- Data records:
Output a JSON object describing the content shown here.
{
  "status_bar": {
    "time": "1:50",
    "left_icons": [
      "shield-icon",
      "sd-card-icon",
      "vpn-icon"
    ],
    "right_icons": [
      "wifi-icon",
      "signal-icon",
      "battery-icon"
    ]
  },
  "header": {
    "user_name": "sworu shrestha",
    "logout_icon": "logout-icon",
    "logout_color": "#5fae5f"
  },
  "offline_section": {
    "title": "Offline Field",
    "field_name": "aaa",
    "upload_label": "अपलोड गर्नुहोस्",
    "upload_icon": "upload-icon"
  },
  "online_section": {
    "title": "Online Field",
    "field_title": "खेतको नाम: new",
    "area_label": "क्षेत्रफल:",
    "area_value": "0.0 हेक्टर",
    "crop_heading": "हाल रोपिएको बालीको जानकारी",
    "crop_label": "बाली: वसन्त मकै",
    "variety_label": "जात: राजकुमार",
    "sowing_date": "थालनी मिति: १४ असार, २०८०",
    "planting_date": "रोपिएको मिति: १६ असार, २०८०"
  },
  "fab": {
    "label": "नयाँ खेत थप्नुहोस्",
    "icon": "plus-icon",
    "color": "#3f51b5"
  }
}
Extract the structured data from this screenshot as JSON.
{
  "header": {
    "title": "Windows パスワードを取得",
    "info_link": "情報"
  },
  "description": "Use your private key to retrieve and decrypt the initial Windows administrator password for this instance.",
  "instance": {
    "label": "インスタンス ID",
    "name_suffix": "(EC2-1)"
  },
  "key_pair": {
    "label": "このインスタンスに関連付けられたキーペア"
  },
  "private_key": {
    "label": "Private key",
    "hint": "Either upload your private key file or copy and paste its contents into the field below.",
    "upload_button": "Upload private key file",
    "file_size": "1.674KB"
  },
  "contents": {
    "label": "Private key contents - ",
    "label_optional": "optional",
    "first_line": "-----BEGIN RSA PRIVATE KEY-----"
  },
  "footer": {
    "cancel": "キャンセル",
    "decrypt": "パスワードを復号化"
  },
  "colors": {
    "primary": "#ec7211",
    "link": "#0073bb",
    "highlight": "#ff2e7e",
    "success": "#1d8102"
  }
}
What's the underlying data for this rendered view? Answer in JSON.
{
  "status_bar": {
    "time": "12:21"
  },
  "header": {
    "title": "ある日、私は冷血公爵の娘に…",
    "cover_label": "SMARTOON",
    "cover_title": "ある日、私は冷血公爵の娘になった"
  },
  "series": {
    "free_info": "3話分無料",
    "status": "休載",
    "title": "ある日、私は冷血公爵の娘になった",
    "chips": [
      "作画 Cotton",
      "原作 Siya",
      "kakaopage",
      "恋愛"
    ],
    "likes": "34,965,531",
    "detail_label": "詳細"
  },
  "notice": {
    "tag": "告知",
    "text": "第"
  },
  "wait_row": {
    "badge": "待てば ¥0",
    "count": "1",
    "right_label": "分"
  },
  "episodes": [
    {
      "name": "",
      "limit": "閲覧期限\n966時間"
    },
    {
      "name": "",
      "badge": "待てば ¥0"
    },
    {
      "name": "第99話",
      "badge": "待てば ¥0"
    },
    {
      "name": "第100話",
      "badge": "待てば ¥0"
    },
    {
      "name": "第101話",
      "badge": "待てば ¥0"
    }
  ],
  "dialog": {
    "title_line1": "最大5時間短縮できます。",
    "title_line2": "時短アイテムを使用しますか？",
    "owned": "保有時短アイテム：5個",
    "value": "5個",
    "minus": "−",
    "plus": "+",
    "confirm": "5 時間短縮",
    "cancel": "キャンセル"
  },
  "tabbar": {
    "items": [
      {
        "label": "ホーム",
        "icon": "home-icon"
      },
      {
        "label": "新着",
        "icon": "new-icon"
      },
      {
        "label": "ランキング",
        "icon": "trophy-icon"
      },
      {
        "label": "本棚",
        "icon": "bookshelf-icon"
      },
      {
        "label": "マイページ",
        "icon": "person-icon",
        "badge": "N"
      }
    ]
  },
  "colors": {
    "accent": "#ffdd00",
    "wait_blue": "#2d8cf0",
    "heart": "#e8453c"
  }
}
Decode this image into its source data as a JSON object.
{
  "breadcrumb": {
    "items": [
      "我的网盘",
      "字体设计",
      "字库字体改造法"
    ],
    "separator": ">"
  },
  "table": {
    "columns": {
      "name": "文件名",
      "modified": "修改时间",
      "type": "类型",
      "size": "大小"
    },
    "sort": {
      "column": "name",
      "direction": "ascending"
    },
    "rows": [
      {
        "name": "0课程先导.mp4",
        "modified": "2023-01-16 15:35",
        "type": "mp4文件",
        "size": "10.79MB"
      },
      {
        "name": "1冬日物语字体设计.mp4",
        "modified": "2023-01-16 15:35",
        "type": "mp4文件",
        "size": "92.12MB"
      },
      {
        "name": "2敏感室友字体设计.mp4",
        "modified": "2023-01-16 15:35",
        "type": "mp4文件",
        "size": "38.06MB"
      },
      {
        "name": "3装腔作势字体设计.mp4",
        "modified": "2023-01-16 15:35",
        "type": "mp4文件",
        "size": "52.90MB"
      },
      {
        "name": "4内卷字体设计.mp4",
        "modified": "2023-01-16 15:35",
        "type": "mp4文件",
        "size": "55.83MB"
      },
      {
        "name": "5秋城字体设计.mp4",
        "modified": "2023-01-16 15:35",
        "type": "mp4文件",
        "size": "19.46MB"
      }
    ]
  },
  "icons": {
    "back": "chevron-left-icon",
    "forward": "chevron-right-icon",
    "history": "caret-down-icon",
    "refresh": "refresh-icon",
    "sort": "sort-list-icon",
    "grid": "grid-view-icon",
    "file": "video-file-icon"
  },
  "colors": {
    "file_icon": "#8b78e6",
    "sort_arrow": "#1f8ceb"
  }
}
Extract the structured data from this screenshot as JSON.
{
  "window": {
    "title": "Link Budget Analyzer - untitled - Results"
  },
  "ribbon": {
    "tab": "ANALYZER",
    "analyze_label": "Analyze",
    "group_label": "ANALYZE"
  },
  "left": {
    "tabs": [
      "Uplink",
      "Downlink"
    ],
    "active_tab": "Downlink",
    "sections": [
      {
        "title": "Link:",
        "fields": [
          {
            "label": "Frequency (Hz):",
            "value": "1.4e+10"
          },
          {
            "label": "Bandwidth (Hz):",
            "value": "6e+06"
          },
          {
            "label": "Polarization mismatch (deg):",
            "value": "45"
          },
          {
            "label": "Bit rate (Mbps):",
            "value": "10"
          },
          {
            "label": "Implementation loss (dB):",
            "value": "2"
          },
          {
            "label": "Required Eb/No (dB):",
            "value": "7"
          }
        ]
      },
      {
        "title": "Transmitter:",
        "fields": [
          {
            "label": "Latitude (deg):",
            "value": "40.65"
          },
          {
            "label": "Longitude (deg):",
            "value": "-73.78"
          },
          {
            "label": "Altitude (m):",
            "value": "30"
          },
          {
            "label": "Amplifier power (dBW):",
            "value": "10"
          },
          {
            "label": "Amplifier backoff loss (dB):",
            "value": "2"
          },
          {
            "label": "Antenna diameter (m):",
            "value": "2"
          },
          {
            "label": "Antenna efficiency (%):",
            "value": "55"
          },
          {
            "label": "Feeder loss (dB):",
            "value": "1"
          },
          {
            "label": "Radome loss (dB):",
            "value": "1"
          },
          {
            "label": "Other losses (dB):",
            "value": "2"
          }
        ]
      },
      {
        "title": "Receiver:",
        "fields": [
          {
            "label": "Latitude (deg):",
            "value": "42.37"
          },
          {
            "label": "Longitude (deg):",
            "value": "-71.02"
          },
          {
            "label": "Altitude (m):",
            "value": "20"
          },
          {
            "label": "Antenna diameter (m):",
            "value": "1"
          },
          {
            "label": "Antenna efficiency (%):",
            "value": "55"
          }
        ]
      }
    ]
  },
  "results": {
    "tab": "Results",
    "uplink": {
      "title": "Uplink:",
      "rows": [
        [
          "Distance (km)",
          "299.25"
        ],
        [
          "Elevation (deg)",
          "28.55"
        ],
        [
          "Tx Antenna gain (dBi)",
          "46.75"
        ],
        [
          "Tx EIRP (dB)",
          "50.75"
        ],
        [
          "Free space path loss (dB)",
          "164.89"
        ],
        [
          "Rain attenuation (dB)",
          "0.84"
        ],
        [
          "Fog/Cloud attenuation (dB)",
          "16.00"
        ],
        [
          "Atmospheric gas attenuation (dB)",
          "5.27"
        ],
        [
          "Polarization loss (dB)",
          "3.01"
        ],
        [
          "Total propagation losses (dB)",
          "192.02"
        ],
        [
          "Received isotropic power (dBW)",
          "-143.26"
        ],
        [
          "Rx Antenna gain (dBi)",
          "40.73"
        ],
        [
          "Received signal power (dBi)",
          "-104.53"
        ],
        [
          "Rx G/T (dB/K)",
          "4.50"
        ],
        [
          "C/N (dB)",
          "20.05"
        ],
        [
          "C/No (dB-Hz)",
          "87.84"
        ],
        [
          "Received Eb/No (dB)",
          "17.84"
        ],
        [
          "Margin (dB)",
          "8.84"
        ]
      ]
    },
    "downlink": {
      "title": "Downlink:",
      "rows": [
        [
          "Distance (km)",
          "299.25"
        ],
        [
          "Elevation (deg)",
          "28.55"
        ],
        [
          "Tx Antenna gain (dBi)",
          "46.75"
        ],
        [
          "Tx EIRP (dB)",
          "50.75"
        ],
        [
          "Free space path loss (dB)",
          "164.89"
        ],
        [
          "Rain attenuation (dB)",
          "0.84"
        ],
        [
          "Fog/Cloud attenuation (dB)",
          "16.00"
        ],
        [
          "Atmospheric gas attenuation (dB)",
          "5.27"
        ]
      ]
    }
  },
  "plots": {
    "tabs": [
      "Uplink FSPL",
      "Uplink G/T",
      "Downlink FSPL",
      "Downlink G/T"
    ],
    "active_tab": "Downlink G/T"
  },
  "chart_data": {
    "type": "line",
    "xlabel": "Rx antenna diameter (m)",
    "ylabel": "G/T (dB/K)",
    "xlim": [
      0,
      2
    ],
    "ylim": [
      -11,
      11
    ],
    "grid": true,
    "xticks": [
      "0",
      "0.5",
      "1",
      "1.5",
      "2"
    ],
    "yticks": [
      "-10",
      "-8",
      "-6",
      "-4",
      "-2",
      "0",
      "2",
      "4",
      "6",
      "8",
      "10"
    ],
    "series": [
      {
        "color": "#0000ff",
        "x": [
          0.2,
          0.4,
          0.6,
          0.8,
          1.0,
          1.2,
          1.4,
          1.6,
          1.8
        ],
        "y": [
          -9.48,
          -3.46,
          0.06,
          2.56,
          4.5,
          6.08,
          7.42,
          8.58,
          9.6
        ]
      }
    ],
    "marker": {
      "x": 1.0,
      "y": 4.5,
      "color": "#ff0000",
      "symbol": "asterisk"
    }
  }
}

- Your instructions:
Identify each line holding the string "contents", and copy it out.

- Response below:
    "hint": "Either upload your private key file or copy and paste its contents into the field below.",
  "contents": {
    "label": "Private key contents - ",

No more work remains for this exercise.